§ **Data shown**:
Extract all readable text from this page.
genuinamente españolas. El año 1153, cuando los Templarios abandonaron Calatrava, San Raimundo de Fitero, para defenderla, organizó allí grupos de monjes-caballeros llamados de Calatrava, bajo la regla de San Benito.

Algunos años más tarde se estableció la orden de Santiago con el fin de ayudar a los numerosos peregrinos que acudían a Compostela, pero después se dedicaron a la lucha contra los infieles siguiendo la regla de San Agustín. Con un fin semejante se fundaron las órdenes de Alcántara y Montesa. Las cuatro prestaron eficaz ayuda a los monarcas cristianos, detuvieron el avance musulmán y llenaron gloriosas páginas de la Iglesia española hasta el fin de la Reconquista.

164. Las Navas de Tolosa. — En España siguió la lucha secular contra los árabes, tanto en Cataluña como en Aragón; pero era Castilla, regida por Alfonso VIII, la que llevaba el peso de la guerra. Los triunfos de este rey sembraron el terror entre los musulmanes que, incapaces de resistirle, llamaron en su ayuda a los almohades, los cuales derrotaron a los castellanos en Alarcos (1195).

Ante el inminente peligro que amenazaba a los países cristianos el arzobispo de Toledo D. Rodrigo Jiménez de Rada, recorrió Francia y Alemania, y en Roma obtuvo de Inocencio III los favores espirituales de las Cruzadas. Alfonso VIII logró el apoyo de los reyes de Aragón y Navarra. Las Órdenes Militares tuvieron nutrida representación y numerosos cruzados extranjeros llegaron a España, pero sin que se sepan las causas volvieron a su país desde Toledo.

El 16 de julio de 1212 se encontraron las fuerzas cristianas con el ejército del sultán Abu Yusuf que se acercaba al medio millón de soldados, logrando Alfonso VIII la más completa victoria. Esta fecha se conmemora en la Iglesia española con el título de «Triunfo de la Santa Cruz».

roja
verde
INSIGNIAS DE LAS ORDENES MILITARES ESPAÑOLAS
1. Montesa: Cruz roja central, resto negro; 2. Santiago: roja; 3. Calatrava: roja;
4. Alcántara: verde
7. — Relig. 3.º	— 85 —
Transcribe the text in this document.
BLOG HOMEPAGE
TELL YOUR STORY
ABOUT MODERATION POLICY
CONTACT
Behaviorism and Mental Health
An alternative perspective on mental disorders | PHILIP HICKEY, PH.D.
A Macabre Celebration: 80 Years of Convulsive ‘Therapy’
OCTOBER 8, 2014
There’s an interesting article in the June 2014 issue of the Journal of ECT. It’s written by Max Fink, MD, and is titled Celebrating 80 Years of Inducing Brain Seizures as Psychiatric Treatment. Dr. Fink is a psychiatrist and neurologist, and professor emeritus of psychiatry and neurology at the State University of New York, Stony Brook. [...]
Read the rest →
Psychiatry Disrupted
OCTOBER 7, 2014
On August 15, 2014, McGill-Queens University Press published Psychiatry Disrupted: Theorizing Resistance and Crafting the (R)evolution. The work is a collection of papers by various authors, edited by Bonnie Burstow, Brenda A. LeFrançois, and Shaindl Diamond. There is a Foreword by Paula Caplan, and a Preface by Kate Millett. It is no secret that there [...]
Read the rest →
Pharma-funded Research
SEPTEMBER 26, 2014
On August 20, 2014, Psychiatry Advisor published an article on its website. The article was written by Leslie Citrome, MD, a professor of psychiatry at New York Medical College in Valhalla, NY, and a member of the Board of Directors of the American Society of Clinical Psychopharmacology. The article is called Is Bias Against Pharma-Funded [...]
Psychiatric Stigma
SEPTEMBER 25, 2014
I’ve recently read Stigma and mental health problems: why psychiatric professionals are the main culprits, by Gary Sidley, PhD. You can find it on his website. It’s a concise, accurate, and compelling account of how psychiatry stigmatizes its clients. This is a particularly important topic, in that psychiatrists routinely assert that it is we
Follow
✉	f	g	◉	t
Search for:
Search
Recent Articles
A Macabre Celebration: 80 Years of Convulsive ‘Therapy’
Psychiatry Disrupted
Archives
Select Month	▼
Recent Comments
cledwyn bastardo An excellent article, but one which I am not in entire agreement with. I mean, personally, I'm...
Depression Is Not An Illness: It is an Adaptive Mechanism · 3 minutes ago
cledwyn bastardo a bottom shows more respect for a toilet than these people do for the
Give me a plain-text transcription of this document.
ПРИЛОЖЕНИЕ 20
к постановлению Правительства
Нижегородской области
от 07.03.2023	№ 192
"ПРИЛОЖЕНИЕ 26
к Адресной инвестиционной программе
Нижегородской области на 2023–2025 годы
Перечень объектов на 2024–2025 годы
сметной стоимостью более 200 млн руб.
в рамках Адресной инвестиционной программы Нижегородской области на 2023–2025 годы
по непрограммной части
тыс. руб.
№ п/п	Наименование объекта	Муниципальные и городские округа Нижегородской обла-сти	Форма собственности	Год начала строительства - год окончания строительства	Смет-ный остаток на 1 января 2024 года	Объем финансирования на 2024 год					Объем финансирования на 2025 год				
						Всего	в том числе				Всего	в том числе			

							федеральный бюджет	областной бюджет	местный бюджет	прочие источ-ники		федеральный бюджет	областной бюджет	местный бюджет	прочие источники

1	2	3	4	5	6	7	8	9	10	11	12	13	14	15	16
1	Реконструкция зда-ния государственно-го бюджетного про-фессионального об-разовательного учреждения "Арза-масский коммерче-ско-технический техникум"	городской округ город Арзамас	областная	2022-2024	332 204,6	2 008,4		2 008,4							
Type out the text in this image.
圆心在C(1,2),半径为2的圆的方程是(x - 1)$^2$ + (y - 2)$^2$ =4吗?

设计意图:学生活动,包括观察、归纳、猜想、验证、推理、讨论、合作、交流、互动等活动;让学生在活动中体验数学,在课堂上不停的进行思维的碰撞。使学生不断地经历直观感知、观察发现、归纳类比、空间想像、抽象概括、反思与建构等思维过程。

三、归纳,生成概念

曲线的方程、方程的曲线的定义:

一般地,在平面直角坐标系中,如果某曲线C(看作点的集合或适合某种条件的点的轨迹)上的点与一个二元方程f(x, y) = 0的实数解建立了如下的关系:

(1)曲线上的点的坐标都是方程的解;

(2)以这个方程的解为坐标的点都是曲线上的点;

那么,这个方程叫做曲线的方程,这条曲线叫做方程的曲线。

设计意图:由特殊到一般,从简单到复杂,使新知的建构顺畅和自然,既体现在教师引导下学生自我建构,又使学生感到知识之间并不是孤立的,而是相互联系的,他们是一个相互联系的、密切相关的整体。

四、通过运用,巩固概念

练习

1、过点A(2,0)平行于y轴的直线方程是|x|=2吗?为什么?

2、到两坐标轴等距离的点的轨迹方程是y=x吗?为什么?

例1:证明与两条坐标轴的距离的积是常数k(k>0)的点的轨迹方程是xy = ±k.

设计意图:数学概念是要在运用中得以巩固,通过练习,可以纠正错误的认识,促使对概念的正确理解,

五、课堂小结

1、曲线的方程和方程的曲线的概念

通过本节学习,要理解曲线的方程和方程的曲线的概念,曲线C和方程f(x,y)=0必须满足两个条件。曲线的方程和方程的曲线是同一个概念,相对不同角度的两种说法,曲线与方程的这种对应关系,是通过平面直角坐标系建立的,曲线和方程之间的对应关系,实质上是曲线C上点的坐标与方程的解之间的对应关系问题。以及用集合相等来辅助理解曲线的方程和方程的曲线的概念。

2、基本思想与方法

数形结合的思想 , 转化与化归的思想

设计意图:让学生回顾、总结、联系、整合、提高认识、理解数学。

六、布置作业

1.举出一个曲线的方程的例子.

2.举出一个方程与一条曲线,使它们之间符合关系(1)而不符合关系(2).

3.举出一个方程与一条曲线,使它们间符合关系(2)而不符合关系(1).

§ **What is required**: Using the data above, repeat every line exactly.

§ **Solution to the exercise**:
Extract all readable text from this page.
genuinamente españolas. El año 1153, cuando los Templarios abandonaron Calatrava, San Raimundo de Fitero, para defenderla, organizó allí grupos de monjes-caballeros llamados de Calatrava, bajo la regla de San Benito.

Algunos años más tarde se estableció la orden de Santiago con el fin de ayudar a los numerosos peregrinos que acudían a Compostela, pero después se dedicaron a la lucha contra los infieles siguiendo la regla de San Agustín. Con un fin semejante se fundaron las órdenes de Alcántara y Montesa. Las cuatro prestaron eficaz ayuda a los monarcas cristianos, detuvieron el avance musulmán y llenaron gloriosas páginas de la Iglesia española hasta el fin de la Reconquista.

164. Las Navas de Tolosa. — En España siguió la lucha secular contra los árabes, tanto en Cataluña como en Aragón; pero era Castilla, regida por Alfonso VIII, la que llevaba el peso de la guerra. Los triunfos de este rey sembraron el terror entre los musulmanes que, incapaces de resistirle, llamaron en su ayuda a los almohades, los cuales derrotaron a los castellanos en Alarcos (1195).

Ante el inminente peligro que amenazaba a los países cristianos el arzobispo de Toledo D. Rodrigo Jiménez de Rada, recorrió Francia y Alemania, y en Roma obtuvo de Inocencio III los favores espirituales de las Cruzadas. Alfonso VIII logró el apoyo de los reyes de Aragón y Navarra. Las Órdenes Militares tuvieron nutrida representación y numerosos cruzados extranjeros llegaron a España, pero sin que se sepan las causas volvieron a su país desde Toledo.

El 16 de julio de 1212 se encontraron las fuerzas cristianas con el ejército del sultán Abu Yusuf que se acercaba al medio millón de soldados, logrando Alfonso VIII la más completa victoria. Esta fecha se conmemora en la Iglesia española con el título de «Triunfo de la Santa Cruz».

roja
verde
INSIGNIAS DE LAS ORDENES MILITARES ESPAÑOLAS
1. Montesa: Cruz roja central, resto negro; 2. Santiago: roja; 3. Calatrava: roja;
4. Alcántara: verde
7. — Relig. 3.º	— 85 —
Transcribe the text in this document.
BLOG HOMEPAGE
TELL YOUR STORY
ABOUT MODERATION POLICY
CONTACT
Behaviorism and Mental Health
An alternative perspective on mental disorders | PHILIP HICKEY, PH.D.
A Macabre Celebration: 80 Years of Convulsive ‘Therapy’
OCTOBER 8, 2014
There’s an interesting article in the June 2014 issue of the Journal of ECT. It’s written by Max Fink, MD, and is titled Celebrating 80 Years of Inducing Brain Seizures as Psychiatric Treatment. Dr. Fink is a psychiatrist and neurologist, and professor emeritus of psychiatry and neurology at the State University of New York, Stony Brook. [...]
Read the rest →
Psychiatry Disrupted
OCTOBER 7, 2014
On August 15, 2014, McGill-Queens University Press published Psychiatry Disrupted: Theorizing Resistance and Crafting the (R)evolution. The work is a collection of papers by various authors, edited by Bonnie Burstow, Brenda A. LeFrançois, and Shaindl Diamond. There is a Foreword by Paula Caplan, and a Preface by Kate Millett. It is no secret that there [...]
Read the rest →
Pharma-funded Research
SEPTEMBER 26, 2014
On August 20, 2014, Psychiatry Advisor published an article on its website. The article was written by Leslie Citrome, MD, a professor of psychiatry at New York Medical College in Valhalla, NY, and a member of the Board of Directors of the American Society of Clinical Psychopharmacology. The article is called Is Bias Against Pharma-Funded [...]
Psychiatric Stigma
SEPTEMBER 25, 2014
I’ve recently read Stigma and mental health problems: why psychiatric professionals are the main culprits, by Gary Sidley, PhD. You can find it on his website. It’s a concise, accurate, and compelling account of how psychiatry stigmatizes its clients. This is a particularly important topic, in that psychiatrists routinely assert that it is we
Follow
✉	f	g	◉	t
Search for:
Search
Recent Articles
A Macabre Celebration: 80 Years of Convulsive ‘Therapy’
Psychiatry Disrupted
Archives
Select Month	▼
Recent Comments
cledwyn bastardo An excellent article, but one which I am not in entire agreement with. I mean, personally, I'm...
Depression Is Not An Illness: It is an Adaptive Mechanism · 3 minutes ago
cledwyn bastardo a bottom shows more respect for a toilet than these people do for the
Give me a plain-text transcription of this document.
ПРИЛОЖЕНИЕ 20
к постановлению Правительства
Нижегородской области
от 07.03.2023	№ 192
"ПРИЛОЖЕНИЕ 26
к Адресной инвестиционной программе
Нижегородской области на 2023–2025 годы
Перечень объектов на 2024–2025 годы
сметной стоимостью более 200 млн руб.
в рамках Адресной инвестиционной программы Нижегородской области на 2023–2025 годы
по непрограммной части
тыс. руб.
№ п/п	Наименование объекта	Муниципальные и городские округа Нижегородской обла-сти	Форма собственности	Год начала строительства - год окончания строительства	Смет-ный остаток на 1 января 2024 года	Объем финансирования на 2024 год					Объем финансирования на 2025 год				
						Всего	в том числе				Всего	в том числе			

							федеральный бюджет	областной бюджет	местный бюджет	прочие источ-ники		федеральный бюджет	областной бюджет	местный бюджет	прочие источники

1	2	3	4	5	6	7	8	9	10	11	12	13	14	15	16
1	Реконструкция зда-ния государственно-го бюджетного про-фессионального об-разовательного учреждения "Арза-масский коммерче-ско-технический техникум"	городской округ город Арзамас	областная	2022-2024	332 204,6	2 008,4		2 008,4							
Type out the text in this image.
圆心在C(1,2),半径为2的圆的方程是(x - 1)$^2$ + (y - 2)$^2$ =4吗?

设计意图:学生活动,包括观察、归纳、猜想、验证、推理、讨论、合作、交流、互动等活动;让学生在活动中体验数学,在课堂上不停的进行思维的碰撞。使学生不断地经历直观感知、观察发现、归纳类比、空间想像、抽象概括、反思与建构等思维过程。

三、归纳,生成概念

曲线的方程、方程的曲线的定义:

一般地,在平面直角坐标系中,如果某曲线C(看作点的集合或适合某种条件的点的轨迹)上的点与一个二元方程f(x, y) = 0的实数解建立了如下的关系:

(1)曲线上的点的坐标都是方程的解;

(2)以这个方程的解为坐标的点都是曲线上的点;

那么,这个方程叫做曲线的方程,这条曲线叫做方程的曲线。

设计意图:由特殊到一般,从简单到复杂,使新知的建构顺畅和自然,既体现在教师引导下学生自我建构,又使学生感到知识之间并不是孤立的,而是相互联系的,他们是一个相互联系的、密切相关的整体。

四、通过运用,巩固概念

练习

1、过点A(2,0)平行于y轴的直线方程是|x|=2吗?为什么?

2、到两坐标轴等距离的点的轨迹方程是y=x吗?为什么?

例1:证明与两条坐标轴的距离的积是常数k(k>0)的点的轨迹方程是xy = ±k.

设计意图:数学概念是要在运用中得以巩固,通过练习,可以纠正错误的认识,促使对概念的正确理解,

五、课堂小结

1、曲线的方程和方程的曲线的概念

通过本节学习,要理解曲线的方程和方程的曲线的概念,曲线C和方程f(x,y)=0必须满足两个条件。曲线的方程和方程的曲线是同一个概念,相对不同角度的两种说法,曲线与方程的这种对应关系,是通过平面直角坐标系建立的,曲线和方程之间的对应关系,实质上是曲线C上点的坐标与方程的解之间的对应关系问题。以及用集合相等来辅助理解曲线的方程和方程的曲线的概念。

2、基本思想与方法

数形结合的思想 , 转化与化归的思想

设计意图:让学生回顾、总结、联系、整合、提高认识、理解数学。

六、布置作业

1.举出一个曲线的方程的例子.

2.举出一个方程与一条曲线,使它们之间符合关系(1)而不符合关系(2).

3.举出一个方程与一条曲线,使它们间符合关系(2)而不符合关系(1).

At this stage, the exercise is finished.